Starregisseur Steven Soderbergh erzählte seine Serie "The Mosaic", in der Sharon Stone verschwindet, eigentlich rein multiperspektisch über eine App. Nun hat er doch noch eine traditionelle TV-Version nachgelegt.

Steven Soderberghs Thrillerserie "Mosaic" erzählt vom mysteriösen Verschwinden einer erfolgreichen Kinderbuchautorin (Sharon Stone) in der Silvesternacht. Nur eine Blutspur deutet auf ein Gewaltverbrechen hin. Bald ist ein vermeintlicher Täter gefasst, doch vier Jahre später wird der Fall neu aufgerollt. Ab der Nacht vom kommenden Montag, 22. Januar, auf Dienstag, 23. Januar, strahlt Sky die sechsmal 60 Minuten langen Folgen der HBO-Produktion parallel zum US-Start aus.

Allerdings kommt "Mosaic" zunächst nur in der englischen Originalversion. Wer auf die deutsche Stimme Sharon Stones sowie ihrer Co-Stars Beau Bridges ("Masters of Sex"), Garrett Hedlund ("Mudbound"), Paul Reubens ("Gotham") oder Jennifer Ferrin ("The Knick") warten will, muss sich bis 14. Februar gedulden. Ab dann ist "Mosaic" an drei aufeinanderfolgenden Mittwochabenden (20.50 Uhr, Sky Atlanic HD) in Doppelfolgen zu sehen.

Sharon Stone überstrahlt alles

Das Besondere an der Thrillerserie, die Soderbergh zusammen mit dem Drehbuchautor Ed Solomon ("Die Unfassbaren") realisierte: Sie war nie als klassische Serie konzipiert. In einer längeren, etwa siebeneinhalbstündigen Version, konnte die Story um Schein und Sein über eine App aus unterschiedlichen Erzählperspektiven konsumiert werden. Sharon Stone, die am 10. März ihr 60. Lebensjahr vollendet, überstrahlt in "Mosaic" alles. Sie spielt eine in die Jahre gekommene Star-Autorin, die sich mit Alkohol und jüngeren Liebhabern über den eigenen Verfall hinwegtröstet.

Nun schiebt Soderbergh, Schöpfer der großartigen historischen Krankenhausserie "The Knick" oder von Blockbuster-Filmen wie "Ocean's Eleven", doch noch eine traditionelle Form des Thriller-Stoffes nach.

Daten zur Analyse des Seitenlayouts
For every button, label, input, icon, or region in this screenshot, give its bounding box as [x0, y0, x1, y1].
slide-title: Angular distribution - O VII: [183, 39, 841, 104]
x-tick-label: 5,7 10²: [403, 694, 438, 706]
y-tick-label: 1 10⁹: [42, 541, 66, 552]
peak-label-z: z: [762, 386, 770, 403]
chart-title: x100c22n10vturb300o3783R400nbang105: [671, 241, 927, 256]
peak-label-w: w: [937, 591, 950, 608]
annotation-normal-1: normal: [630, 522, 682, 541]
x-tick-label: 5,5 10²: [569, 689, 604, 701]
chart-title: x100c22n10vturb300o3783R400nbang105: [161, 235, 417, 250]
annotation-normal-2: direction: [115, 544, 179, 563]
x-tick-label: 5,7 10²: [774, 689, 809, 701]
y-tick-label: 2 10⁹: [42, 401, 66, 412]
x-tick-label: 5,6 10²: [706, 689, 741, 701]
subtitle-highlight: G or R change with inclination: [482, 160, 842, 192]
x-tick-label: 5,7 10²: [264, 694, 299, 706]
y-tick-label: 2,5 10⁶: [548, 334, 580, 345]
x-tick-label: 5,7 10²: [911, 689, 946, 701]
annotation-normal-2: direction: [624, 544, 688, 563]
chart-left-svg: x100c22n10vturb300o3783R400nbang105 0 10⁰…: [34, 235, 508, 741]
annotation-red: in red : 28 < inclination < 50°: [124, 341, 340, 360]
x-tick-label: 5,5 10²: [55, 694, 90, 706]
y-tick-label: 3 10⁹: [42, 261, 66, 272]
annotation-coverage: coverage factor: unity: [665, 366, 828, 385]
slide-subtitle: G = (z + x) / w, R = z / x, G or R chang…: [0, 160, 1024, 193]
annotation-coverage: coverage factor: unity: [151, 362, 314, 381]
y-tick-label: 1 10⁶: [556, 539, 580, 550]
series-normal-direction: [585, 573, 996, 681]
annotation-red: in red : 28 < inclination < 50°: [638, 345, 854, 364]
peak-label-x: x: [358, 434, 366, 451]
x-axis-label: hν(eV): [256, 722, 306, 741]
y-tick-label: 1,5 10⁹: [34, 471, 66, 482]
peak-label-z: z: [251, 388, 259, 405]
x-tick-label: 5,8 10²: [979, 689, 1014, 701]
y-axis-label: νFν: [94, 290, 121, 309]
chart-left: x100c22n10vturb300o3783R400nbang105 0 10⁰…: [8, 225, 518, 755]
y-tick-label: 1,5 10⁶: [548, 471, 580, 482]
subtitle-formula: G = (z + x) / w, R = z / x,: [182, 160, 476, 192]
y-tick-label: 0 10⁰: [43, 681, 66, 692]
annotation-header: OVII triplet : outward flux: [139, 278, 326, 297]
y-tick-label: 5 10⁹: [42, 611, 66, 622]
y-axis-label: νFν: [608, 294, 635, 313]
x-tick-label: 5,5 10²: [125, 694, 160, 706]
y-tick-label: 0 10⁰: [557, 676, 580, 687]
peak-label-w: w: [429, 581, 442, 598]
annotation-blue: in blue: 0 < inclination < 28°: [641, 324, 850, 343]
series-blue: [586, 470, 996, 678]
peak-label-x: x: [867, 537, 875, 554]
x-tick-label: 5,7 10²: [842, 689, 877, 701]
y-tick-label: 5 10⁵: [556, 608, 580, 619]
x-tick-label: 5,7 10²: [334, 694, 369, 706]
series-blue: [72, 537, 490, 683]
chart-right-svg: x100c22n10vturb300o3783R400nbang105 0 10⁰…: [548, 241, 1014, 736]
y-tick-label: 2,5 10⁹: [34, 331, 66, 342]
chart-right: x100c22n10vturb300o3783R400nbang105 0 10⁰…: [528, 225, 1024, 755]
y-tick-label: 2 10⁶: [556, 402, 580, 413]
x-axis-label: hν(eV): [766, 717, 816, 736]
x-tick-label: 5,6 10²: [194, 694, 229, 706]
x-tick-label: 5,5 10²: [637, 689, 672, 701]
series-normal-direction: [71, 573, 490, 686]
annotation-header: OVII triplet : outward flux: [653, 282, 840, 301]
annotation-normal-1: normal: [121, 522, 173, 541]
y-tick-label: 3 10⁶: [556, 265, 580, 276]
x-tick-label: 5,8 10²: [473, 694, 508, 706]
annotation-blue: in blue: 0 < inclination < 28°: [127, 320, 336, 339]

== ÜBUNGSAUFGABEN ==
1. Gib den Textauszug über die Serie „Mosaic“ wieder, beginnend bei „Das Besondere an“ und endend bei „des Thriller-Stoffes nach.“. Ersetze dabei „Drehbuchautor“ durch „Co-Autor“.
2. Stimmen die folgenden Aussagen mit dem Textauszug über die Serie „Mosaic“ überein? Beantworte jede mit Ja oder Nein und zitiere die entscheidenden Worte des Textes wörtlich.
(a) Die Serie besteht aus sechs Folgen, die jeweils 60 Minuten lang sind.
(b) Die deutsche Fassung ist ab dem 22. Januar zu sehen.
(c) Die Serie war von Anfang an als klassische Serie geplant.

== LÖSUNGEN ==
1.
Das Besondere an der Thrillerserie, die Soderbergh zusammen mit dem Co-Autor Ed Solomon ("Die Unfassbaren") realisierte: Sie war nie als klassische Serie konzipiert. In einer längeren, etwa siebeneinhalbstündigen Version, konnte die Story um Schein und Sein über eine App aus unterschiedlichen Erzählperspektiven konsumiert werden. Sharon Stone, die am 10. März ihr 60. Lebensjahr vollendet, überstrahlt in "Mosaic" alles. Sie spielt eine in die Jahre gekommene Star-Autorin, die sich mit Alkohol und jüngeren Liebhabern über den eigenen Verfall hinwegtröstet.

Nun schiebt Soderbergh, Schöpfer der großartigen historischen Krankenhausserie "The Knick" oder von Blockbuster-Filmen wie "Ocean's Eleven", doch noch eine traditionelle Form des Thriller-Stoffes nach.

2.
(a) Ja: „die sechsmal 60 Minuten langen Folgen“
(b) Nein: „muss sich bis 14. Februar gedulden“
(c) Nein: „Sie war nie als klassische Serie konzipiert.“